### [THE REQUEST]
Every record must appear in your copy exactly as written, with no pictures.

┄┄┄┄┄┄┄┄┄┄

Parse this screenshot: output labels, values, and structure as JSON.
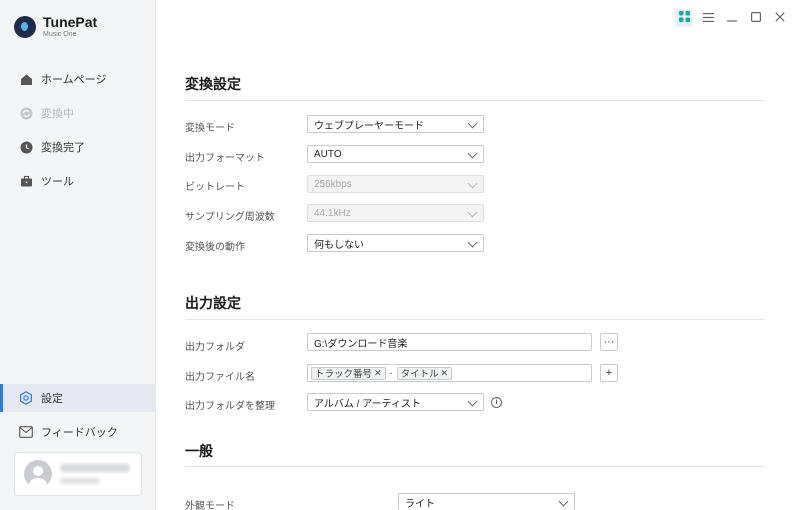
{
  "app": {
    "name": "TunePat",
    "subtitle": "Music One"
  },
  "nav": {
    "home": "ホームページ",
    "converting": "変換中",
    "converted": "変換完了",
    "tools": "ツール",
    "settings": "設定",
    "feedback": "フィードバック"
  },
  "conversion": {
    "title": "変換設定",
    "mode_label": "変換モード",
    "mode_value": "ウェブプレーヤーモード",
    "format_label": "出力フォーマット",
    "format_value": "AUTO",
    "bitrate_label": "ビットレート",
    "bitrate_value": "256kbps",
    "samplerate_label": "サンプリング周波数",
    "samplerate_value": "44.1kHz",
    "after_label": "変換後の動作",
    "after_value": "何もしない"
  },
  "output": {
    "title": "出力設定",
    "folder_label": "出力フォルダ",
    "folder_value": "G:\\ダウンロード音楽",
    "folder_browse": "···",
    "filename_label": "出力ファイル名",
    "filename_tags": [
      "トラック番号",
      "タイトル"
    ],
    "filename_separator": "-",
    "filename_add": "+",
    "organize_label": "出力フォルダを整理",
    "organize_value": "アルバム / アーティスト",
    "info": "i"
  },
  "general": {
    "title": "一般",
    "appearance_label": "外観モード",
    "appearance_value": "ライト"
  },
  "icons": {
    "home": "home-icon",
    "converting": "sync-icon",
    "converted": "clock-icon",
    "tools": "toolbox-icon",
    "settings": "gear-icon",
    "feedback": "mail-icon"
  },
  "colors": {
    "accent": "#2a7de1",
    "teal": "#1fa8a0"
  }
}
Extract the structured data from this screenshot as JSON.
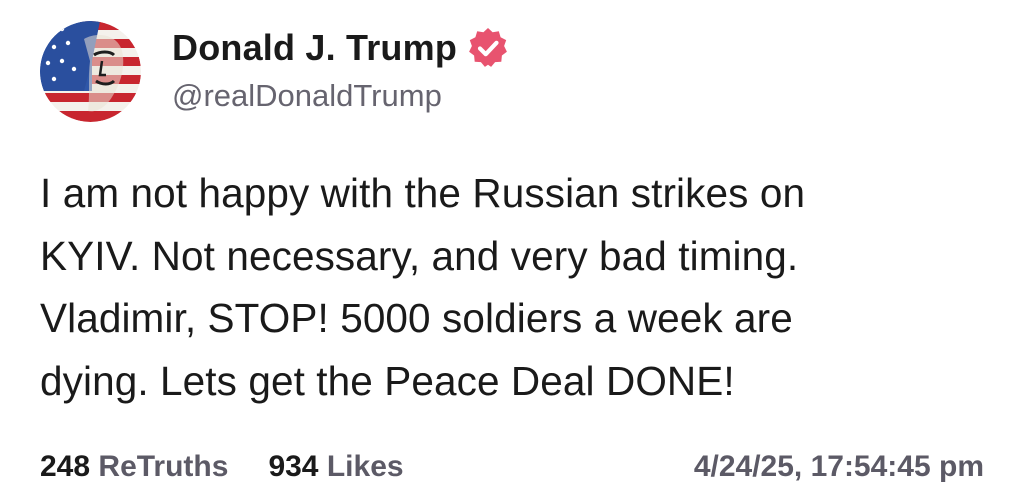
{
  "post": {
    "author": {
      "display_name": "Donald J. Trump",
      "handle": "@realDonaldTrump",
      "verified_color": "#e8536f",
      "avatar_icon": "flag-portrait-avatar"
    },
    "text": "I am not happy with the Russian strikes on\nKYIV. Not necessary, and very bad timing.\nVladimir, STOP! 5000 soldiers a week are\ndying. Lets get the Peace Deal DONE!",
    "stats": {
      "retruths_count": "248",
      "retruths_label": "ReTruths",
      "likes_count": "934",
      "likes_label": "Likes"
    },
    "timestamp": "4/24/25, 17:54:45 pm"
  }
}
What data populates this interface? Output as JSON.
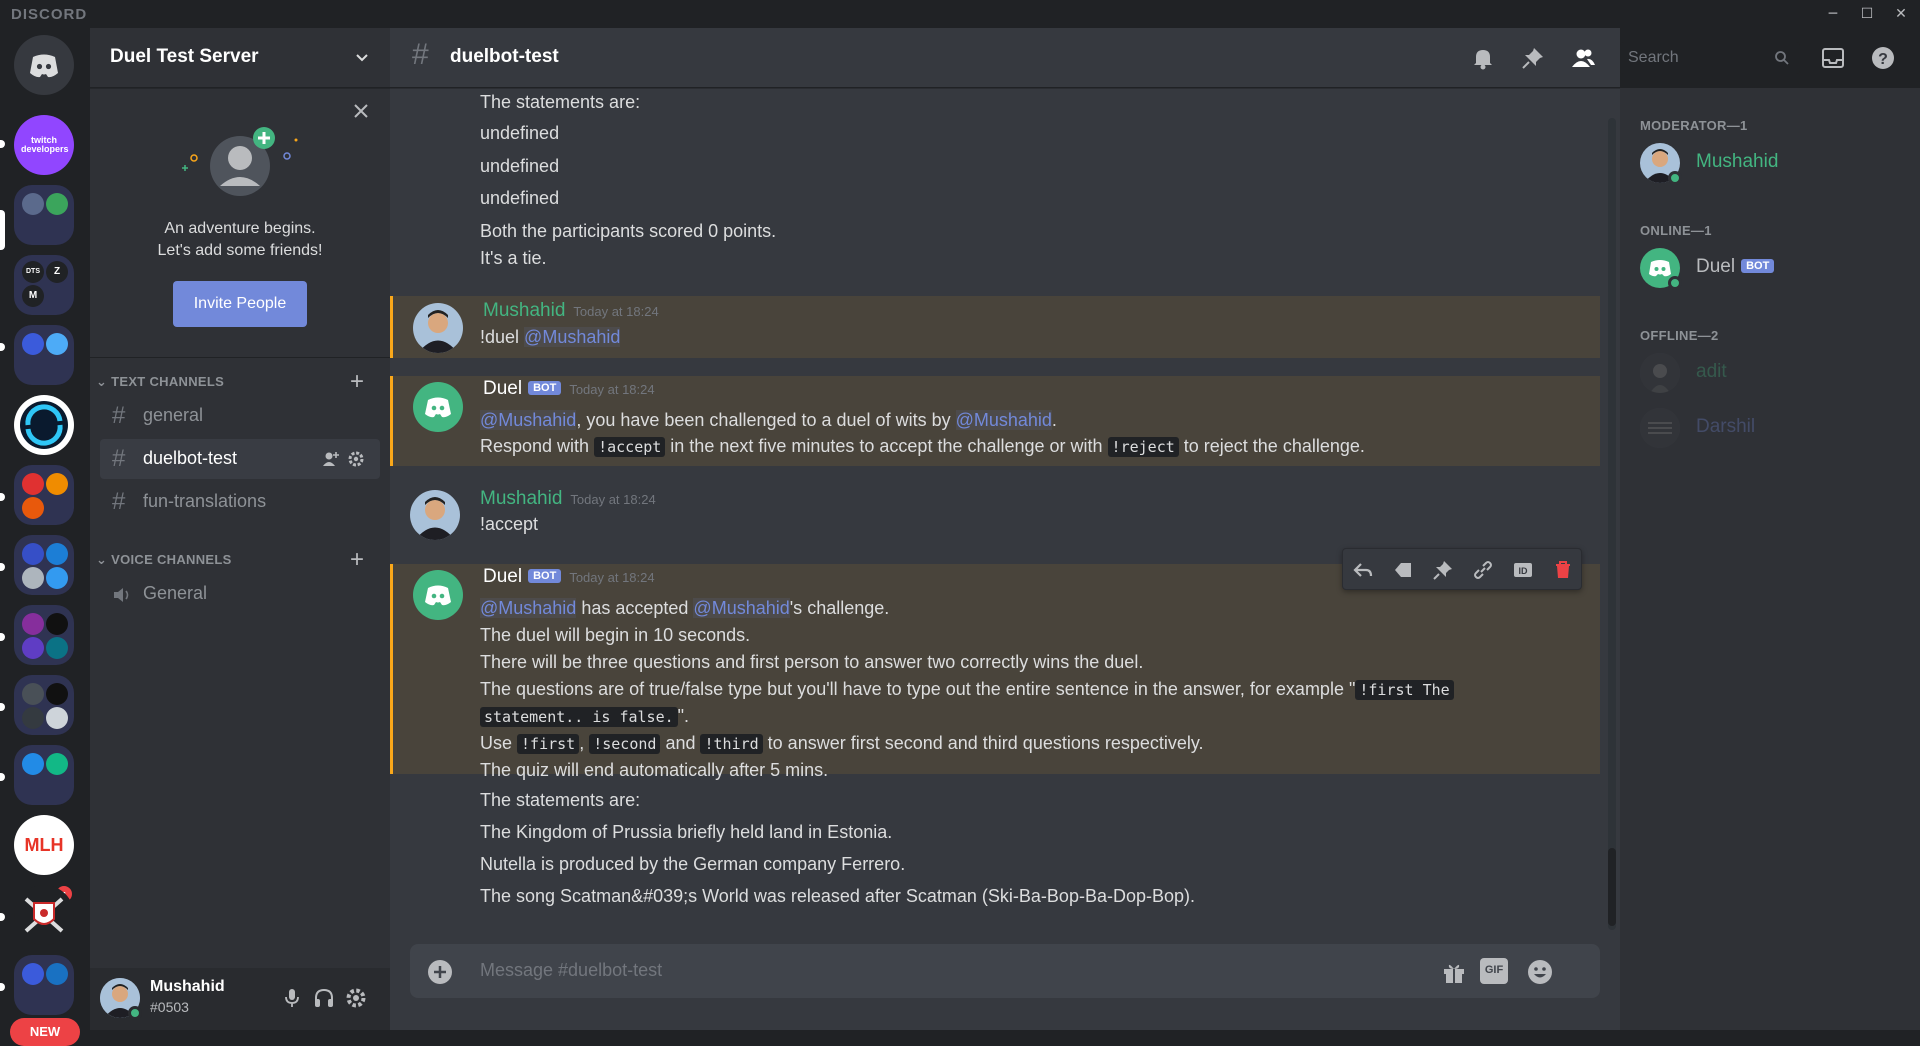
{
  "app": {
    "brand": "DISCORD",
    "win_minimize": "─",
    "win_maximize": "☐",
    "win_close": "✕"
  },
  "rail": {
    "folder_1_labels": [
      "DTS",
      "Z",
      "M"
    ],
    "mlh_badge": "1",
    "mlh_label": "MLH",
    "twitch_label": "twitch developers",
    "new_label": "NEW"
  },
  "server": {
    "name": "Duel Test Server"
  },
  "invite": {
    "line1": "An adventure begins.",
    "line2": "Let's add some friends!",
    "button": "Invite People"
  },
  "categories": {
    "text": "TEXT CHANNELS",
    "voice": "VOICE CHANNELS"
  },
  "channels": {
    "text": [
      {
        "name": "general",
        "active": false
      },
      {
        "name": "duelbot-test",
        "active": true
      },
      {
        "name": "fun-translations",
        "active": false
      }
    ],
    "voice": [
      {
        "name": "General"
      }
    ]
  },
  "user": {
    "name": "Mushahid",
    "tag": "#0503"
  },
  "header": {
    "channel": "duelbot-test",
    "search_placeholder": "Search"
  },
  "messages": {
    "top_block": [
      "The statements are:",
      "undefined",
      "undefined",
      "undefined",
      "Both the participants scored 0 points.",
      "It's a tie."
    ],
    "m1": {
      "author": "Mushahid",
      "time": "Today at 18:24",
      "text": "!duel ",
      "mention": "@Mushahid"
    },
    "m2": {
      "author": "Duel",
      "bot": "BOT",
      "time": "Today at 18:24",
      "mention1": "@Mushahid",
      "t1": ", you have been challenged to a duel of wits by ",
      "mention2": "@Mushahid",
      "t2": ".",
      "r1": "Respond with ",
      "c1": "!accept",
      "r2": " in the next five minutes to accept the challenge or with ",
      "c2": "!reject",
      "r3": " to reject the challenge."
    },
    "m3": {
      "author": "Mushahid",
      "time": "Today at 18:24",
      "text": "!accept"
    },
    "m4": {
      "author": "Duel",
      "bot": "BOT",
      "time": "Today at 18:24",
      "mention1": "@Mushahid",
      "a1": " has accepted ",
      "mention2": "@Mushahid",
      "a2": "'s challenge.",
      "l2": "The duel will begin in 10 seconds.",
      "l3": "There will be three questions and first person to answer two correctly wins the duel.",
      "l4a": "The questions are of true/false type but you'll have to type out the entire sentence in the answer, for example \"",
      "l4code": "!first The",
      "l5code": "statement.. is false.",
      "l5b": "\".",
      "u1": "Use ",
      "uc1": "!first",
      "u2": ", ",
      "uc2": "!second",
      "u3": " and ",
      "uc3": "!third",
      "u4": " to answer first second and third questions respectively.",
      "l7": "The quiz will end automatically after 5 mins."
    },
    "bottom_block": [
      "The statements are:",
      "The Kingdom of Prussia briefly held land in Estonia.",
      "Nutella is produced by the German company Ferrero.",
      "The song Scatman&#039;s World was released after Scatman (Ski-Ba-Bop-Ba-Dop-Bop)."
    ]
  },
  "composer": {
    "placeholder": "Message #duelbot-test",
    "gif": "GIF"
  },
  "members": {
    "moderator_header": "MODERATOR—1",
    "online_header": "ONLINE—1",
    "offline_header": "OFFLINE—2",
    "moderator": [
      {
        "name": "Mushahid",
        "color": "#43b581"
      }
    ],
    "online": [
      {
        "name": "Duel",
        "bot": "BOT"
      }
    ],
    "offline": [
      {
        "name": "adit"
      },
      {
        "name": "Darshil"
      }
    ]
  },
  "colors": {
    "accent": "#7289da",
    "online": "#43b581",
    "highlight": "#faa81a",
    "danger": "#ed4245"
  }
}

┄┄┄┄┄┄┄┄┄┄

### [EXERCISE OUTPUT]
Parse this screenshot: output labels, values, and structure as JSON.
{
  "app": {
    "name": "TunePat",
    "subtitle": "Music One"
  },
  "nav": {
    "home": "ホームページ",
    "converting": "変換中",
    "converted": "変換完了",
    "tools": "ツール",
    "settings": "設定",
    "feedback": "フィードバック"
  },
  "conversion": {
    "title": "変換設定",
    "mode_label": "変換モード",
    "mode_value": "ウェブプレーヤーモード",
    "format_label": "出力フォーマット",
    "format_value": "AUTO",
    "bitrate_label": "ビットレート",
    "bitrate_value": "256kbps",
    "samplerate_label": "サンプリング周波数",
    "samplerate_value": "44.1kHz",
    "after_label": "変換後の動作",
    "after_value": "何もしない"
  },
  "output": {
    "title": "出力設定",
    "folder_label": "出力フォルダ",
    "folder_value": "G:\\ダウンロード音楽",
    "folder_browse": "···",
    "filename_label": "出力ファイル名",
    "filename_tags": [
      "トラック番号",
      "タイトル"
    ],
    "filename_separator": "-",
    "filename_add": "+",
    "organize_label": "出力フォルダを整理",
    "organize_value": "アルバム / アーティスト",
    "info": "i"
  },
  "general": {
    "title": "一般",
    "appearance_label": "外観モード",
    "appearance_value": "ライト"
  },
  "icons": {
    "home": "home-icon",
    "converting": "sync-icon",
    "converted": "clock-icon",
    "tools": "toolbox-icon",
    "settings": "gear-icon",
    "feedback": "mail-icon"
  },
  "colors": {
    "accent": "#2a7de1",
    "teal": "#1fa8a0"
  }
}
Extract the structured data from this screenshot as JSON.
{
  "post": {
    "author": {
      "display_name": "Donald J. Trump",
      "handle": "@realDonaldTrump",
      "verified_color": "#e8536f",
      "avatar_icon": "flag-portrait-avatar"
    },
    "text": "I am not happy with the Russian strikes on\nKYIV. Not necessary, and very bad timing.\nVladimir, STOP! 5000 soldiers a week are\ndying. Lets get the Peace Deal DONE!",
    "stats": {
      "retruths_count": "248",
      "retruths_label": "ReTruths",
      "likes_count": "934",
      "likes_label": "Likes"
    },
    "timestamp": "4/24/25, 17:54:45 pm"
  }
}
What data populates this interface? Output as JSON.
{
  "app": {
    "brand": "DISCORD",
    "win_minimize": "─",
    "win_maximize": "☐",
    "win_close": "✕"
  },
  "rail": {
    "folder_1_labels": [
      "DTS",
      "Z",
      "M"
    ],
    "mlh_badge": "1",
    "mlh_label": "MLH",
    "twitch_label": "twitch developers",
    "new_label": "NEW"
  },
  "server": {
    "name": "Duel Test Server"
  },
  "invite": {
    "line1": "An adventure begins.",
    "line2": "Let's add some friends!",
    "button": "Invite People"
  },
  "categories": {
    "text": "TEXT CHANNELS",
    "voice": "VOICE CHANNELS"
  },
  "channels": {
    "text": [
      {
        "name": "general",
        "active": false
      },
      {
        "name": "duelbot-test",
        "active": true
      },
      {
        "name": "fun-translations",
        "active": false
      }
    ],
    "voice": [
      {
        "name": "General"
      }
    ]
  },
  "user": {
    "name": "Mushahid",
    "tag": "#0503"
  },
  "header": {
    "channel": "duelbot-test",
    "search_placeholder": "Search"
  },
  "messages": {
    "top_block": [
      "The statements are:",
      "undefined",
      "undefined",
      "undefined",
      "Both the participants scored 0 points.",
      "It's a tie."
    ],
    "m1": {
      "author": "Mushahid",
      "time": "Today at 18:24",
      "text": "!duel ",
      "mention": "@Mushahid"
    },
    "m2": {
      "author": "Duel",
      "bot": "BOT",
      "time": "Today at 18:24",
      "mention1": "@Mushahid",
      "t1": ", you have been challenged to a duel of wits by ",
      "mention2": "@Mushahid",
      "t2": ".",
      "r1": "Respond with ",
      "c1": "!accept",
      "r2": " in the next five minutes to accept the challenge or with ",
      "c2": "!reject",
      "r3": " to reject the challenge."
    },
    "m3": {
      "author": "Mushahid",
      "time": "Today at 18:24",
      "text": "!accept"
    },
    "m4": {
      "author": "Duel",
      "bot": "BOT",
      "time": "Today at 18:24",
      "mention1": "@Mushahid",
      "a1": " has accepted ",
      "mention2": "@Mushahid",
      "a2": "'s challenge.",
      "l2": "The duel will begin in 10 seconds.",
      "l3": "There will be three questions and first person to answer two correctly wins the duel.",
      "l4a": "The questions are of true/false type but you'll have to type out the entire sentence in the answer, for example \"",
      "l4code": "!first The",
      "l5code": "statement.. is false.",
      "l5b": "\".",
      "u1": "Use ",
      "uc1": "!first",
      "u2": ", ",
      "uc2": "!second",
      "u3": " and ",
      "uc3": "!third",
      "u4": " to answer first second and third questions respectively.",
      "l7": "The quiz will end automatically after 5 mins."
    },
    "bottom_block": [
      "The statements are:",
      "The Kingdom of Prussia briefly held land in Estonia.",
      "Nutella is produced by the German company Ferrero.",
      "The song Scatman&#039;s World was released after Scatman (Ski-Ba-Bop-Ba-Dop-Bop)."
    ]
  },
  "composer": {
    "placeholder": "Message #duelbot-test",
    "gif": "GIF"
  },
  "members": {
    "moderator_header": "MODERATOR—1",
    "online_header": "ONLINE—1",
    "offline_header": "OFFLINE—2",
    "moderator": [
      {
        "name": "Mushahid",
        "color": "#43b581"
      }
    ],
    "online": [
      {
        "name": "Duel",
        "bot": "BOT"
      }
    ],
    "offline": [
      {
        "name": "adit"
      },
      {
        "name": "Darshil"
      }
    ]
  },
  "colors": {
    "accent": "#7289da",
    "online": "#43b581",
    "highlight": "#faa81a",
    "danger": "#ed4245"
  }
}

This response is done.